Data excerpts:
━━━━━━━━━━━━━━━━

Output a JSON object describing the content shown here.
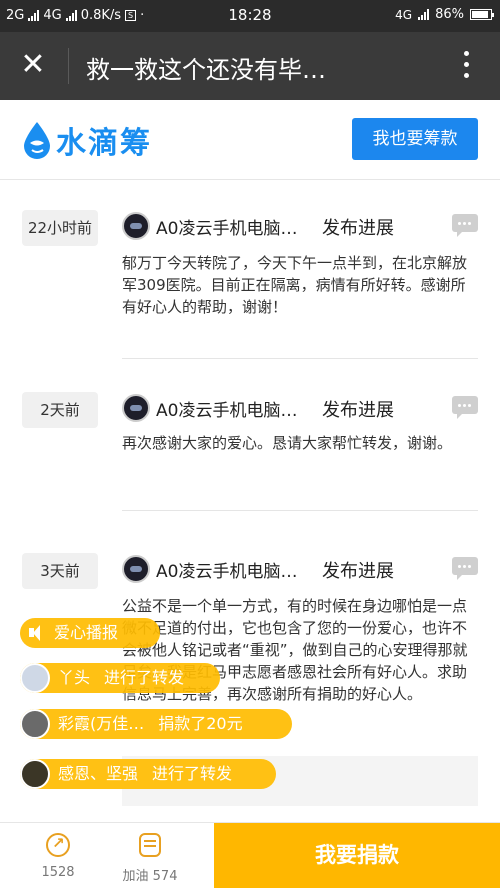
{
  "status_bar": {
    "network_1": "2G",
    "network_2": "4G",
    "speed": "0.8K/s",
    "s_badge": "S",
    "time": "18:28",
    "network_3": "4G",
    "battery": "86%"
  },
  "titlebar": {
    "close_icon": "close-icon",
    "title": "救一救这个还没有毕…",
    "more_icon": "more-vertical-icon"
  },
  "header": {
    "brand": "水滴筹",
    "raise_button": "我也要筹款",
    "accent_color": "#1c87ee"
  },
  "feed": [
    {
      "time": "22小时前",
      "user": "A0凌云手机电脑…",
      "action": "发布进展",
      "text": "郁万丁今天转院了，今天下午一点半到，在北京解放军309医院。目前正在隔离，病情有所好转。感谢所有好心人的帮助，谢谢！"
    },
    {
      "time": "2天前",
      "user": "A0凌云手机电脑…",
      "action": "发布进展",
      "text": "再次感谢大家的爱心。恳请大家帮忙转发，谢谢。"
    },
    {
      "time": "3天前",
      "user": "A0凌云手机电脑…",
      "action": "发布进展",
      "text": "公益不是一个单一方式，有的时候在身边哪怕是一点微不足道的付出，它也包含了您的一份爱心，也许不会被他人铭记或者“重视”，做到自己的心安理得那就足矣。我是红马甲志愿者感恩社会所有好心人。求助信息马上完善，再次感谢所有捐助的好心人。"
    }
  ],
  "broadcast": {
    "title": "爱心播报",
    "items": [
      {
        "name": "丫头",
        "event": "进行了转发"
      },
      {
        "name": "彩霞(万佳…",
        "event": "捐款了20元"
      },
      {
        "name": "感恩、坚强",
        "event": "进行了转发"
      }
    ],
    "pill_color": "#ffbc00"
  },
  "bottom_bar": {
    "share_count": "1528",
    "cheer_label": "加油 574",
    "donate_button": "我要捐款",
    "donate_color": "#ffb700"
  }
}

━━━━━━━━━━━━━━━━

Exercise goal
Ignore the images and quote every line of the listing exactly.

Finished answer
Output a JSON object describing the content shown here.
{
  "status_bar": {
    "network_1": "2G",
    "network_2": "4G",
    "speed": "0.8K/s",
    "s_badge": "S",
    "time": "18:28",
    "network_3": "4G",
    "battery": "86%"
  },
  "titlebar": {
    "close_icon": "close-icon",
    "title": "救一救这个还没有毕…",
    "more_icon": "more-vertical-icon"
  },
  "header": {
    "brand": "水滴筹",
    "raise_button": "我也要筹款",
    "accent_color": "#1c87ee"
  },
  "feed": [
    {
      "time": "22小时前",
      "user": "A0凌云手机电脑…",
      "action": "发布进展",
      "text": "郁万丁今天转院了，今天下午一点半到，在北京解放军309医院。目前正在隔离，病情有所好转。感谢所有好心人的帮助，谢谢！"
    },
    {
      "time": "2天前",
      "user": "A0凌云手机电脑…",
      "action": "发布进展",
      "text": "再次感谢大家的爱心。恳请大家帮忙转发，谢谢。"
    },
    {
      "time": "3天前",
      "user": "A0凌云手机电脑…",
      "action": "发布进展",
      "text": "公益不是一个单一方式，有的时候在身边哪怕是一点微不足道的付出，它也包含了您的一份爱心，也许不会被他人铭记或者“重视”，做到自己的心安理得那就足矣。我是红马甲志愿者感恩社会所有好心人。求助信息马上完善，再次感谢所有捐助的好心人。"
    }
  ],
  "broadcast": {
    "title": "爱心播报",
    "items": [
      {
        "name": "丫头",
        "event": "进行了转发"
      },
      {
        "name": "彩霞(万佳…",
        "event": "捐款了20元"
      },
      {
        "name": "感恩、坚强",
        "event": "进行了转发"
      }
    ],
    "pill_color": "#ffbc00"
  },
  "bottom_bar": {
    "share_count": "1528",
    "cheer_label": "加油 574",
    "donate_button": "我要捐款",
    "donate_color": "#ffb700"
  }
}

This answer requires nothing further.